§ Excerpt
Log-linear analysis

Last updated June 13, 2023

Log-linear analysis is a technique used in statistics to examine the relationship between more than two categorical variables. The technique is used for both hypothesis testing and model building. In both these uses, models are tested to find the most parsimonious (i.e., least complex) model that best accounts for the variance in the observed frequencies. (A Pearson's chi-square test could be used instead of log-linear analysis, but that technique only allows for two of the variables to be compared at a time.^[1])

Fitting criterion

Log-linear analysis uses a likelihood ratio statistic $\mathrm {X} ^{2}$ that has an approximate chi-square distribution when the sample size is large:^[2]

\mathrm {X} ^{2}=2\sum O_{ij}\ln {\frac {O_{ij}}{E_{ij}}},

where

\ln =

natural logarithm;

O_{ij}=

observed frequency in cell_ij (i = row and j = column);

E_{ij}=

expected frequency in cell_ij.

\mathrm {X} ^{2}=

the deviance for the model.^[3]

Assumptions

There are three assumptions in log-linear analysis:^[2]

1. The observations are independent and random;

2. Observed frequencies are normally distributed about expected frequencies over repeated samples. This is a good approximation if both (a) the expected frequencies are greater than or equal to 5 for 80% or more of the categories and (b) all expected frequencies are greater than 1. Violations to this assumption result in a large reduction in power. Suggested solutions to this violation are: delete a variable, combine levels of one variable (e.g., put males and females together), or collect more data.

3. The logarithm of the expected value of the response variable is a linear combination of the explanatory variables. This assumption is so fundamental that it is rarely mentioned, but like most linearity assumptions, it is rarely exact and often simply made to obtain a tractable model.

Additionally, data should always be categorical. Continuous data can first be converted to categorical data, with some loss of information. With both continuous and categorical data, it would be best to use logistic regression. (Any data that is analysed with log-linear analysis can also be analysed with logistic regression. The technique chosen depends on the research questions.)

Variables

In log-linear analysis there is no clear distinction between what variables are the independent or dependent variables. The variables are treated the same. However, often the theoretical background of the variables will lead the variables to be interpreted as either the independent or dependent variables.^[1]

Models

The goal of log-linear analysis is to determine which model components are necessary to retain in order to best account for the data. Model components are the number of main effects and interactions in the model. For example, if we examine the relationship between three variables—variable A, variable B, and variable C—there are seven model components in the saturated model. The three main effects (A, B, C), the three two-way interactions (AB, AC, BC), and the one three-way interaction (ABC) gives the seven model components.

The log-linear models can be thought of to be on a continuum with the two extremes being the simplest model and the saturated model. The simplest model is the model where all the expected frequencies are equal. This is true when the variables are not related. The saturated model is the model that includes all the model components. This model will always explain the data the best, but it is the least parsimonious as everything is included. In this model, observed frequencies equal expected frequencies, therefore in the likelihood ratio chi-square statistic, the ratio ${\frac {O_{ij}}{E_{ij}}}=1$ and $\ln(1)=0$ . This results in the likelihood ratio chi-square statistic being equal to 0, which is the best model fit.^[2] Other possible models are the conditional equiprobability model and the mutual dependence model.^[1]

Each log-linear model can be represented as a log-linear equation. For example, with the three variables (A, B, C) the saturated model has the following log-linear equation:^[1]

\ln(F_{ijk})=\lambda +\lambda _{i}^{A}+\lambda _{j}^{B}+\lambda _{k}^{C}+\lambda _{ij}^{AB}+\lambda _{ik}^{AC}+\lambda _{jk}^{BC}+\lambda _{ijk}^{ABC},\,

where

F_{ijk}=

expected frequency in cell_ijk;

\lambda =

the relative weight of each variable.

§ Problem set
a) Explain why the likelihood ratio chi-square statistic equals 0 for the saturated model in the log-linear analysis article, in one to three sentences.
b) Copy the passage of the log-linear analysis article from "2. Observed frequencies" to "a tractable model.", replacing "tractable" with "manageable".
The data that follows comes from a separate source.

§ Given material
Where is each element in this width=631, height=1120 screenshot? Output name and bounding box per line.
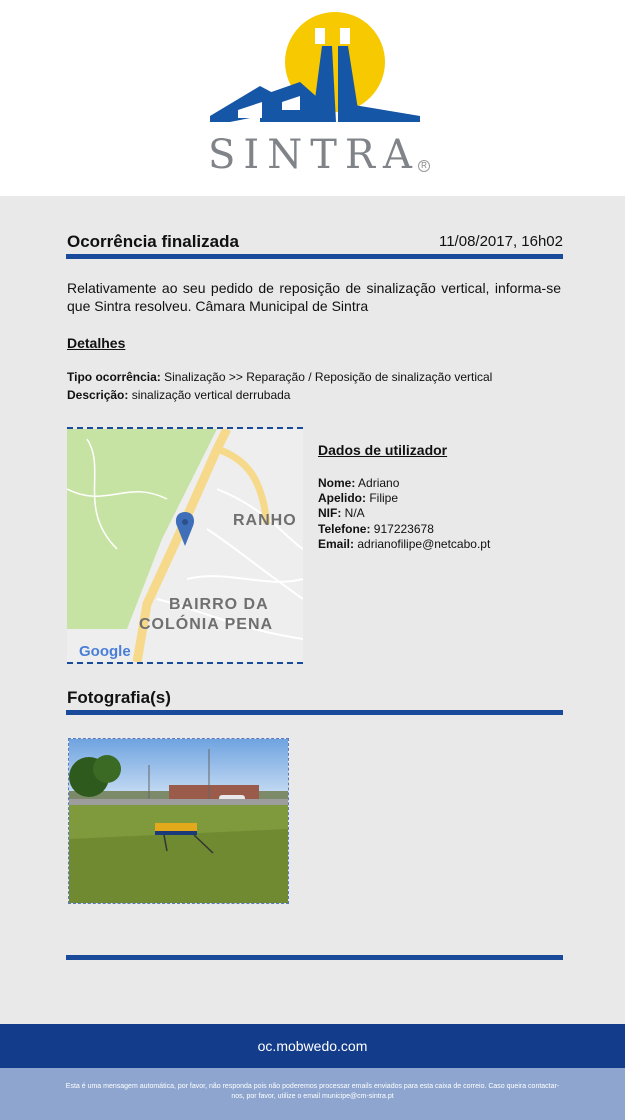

§ Answers in order
a) In the saturated model, observed frequencies equal expected frequencies, so each ratio of observed to expected frequency is 1. Since ln(1) = 0, the likelihood ratio chi-square statistic comes out to 0, which is the best model fit.

b)
2. Observed frequencies are normally distributed about expected frequencies over repeated samples. This is a good approximation if both (a) the expected frequencies are greater than or equal to 5 for 80% or more of the categories and (b) all expected frequencies are greater than 1. Violations to this assumption result in a large reduction in power. Suggested solutions to this violation are: delete a variable, combine levels of one variable (e.g., put males and females together), or collect more data.

3. The logarithm of the expected value of the response variable is a linear combination of the explanatory variables. This assumption is so fundamental that it is rarely mentioned, but like most linearity assumptions, it is rarely exact and often simply made to obtain a manageable model.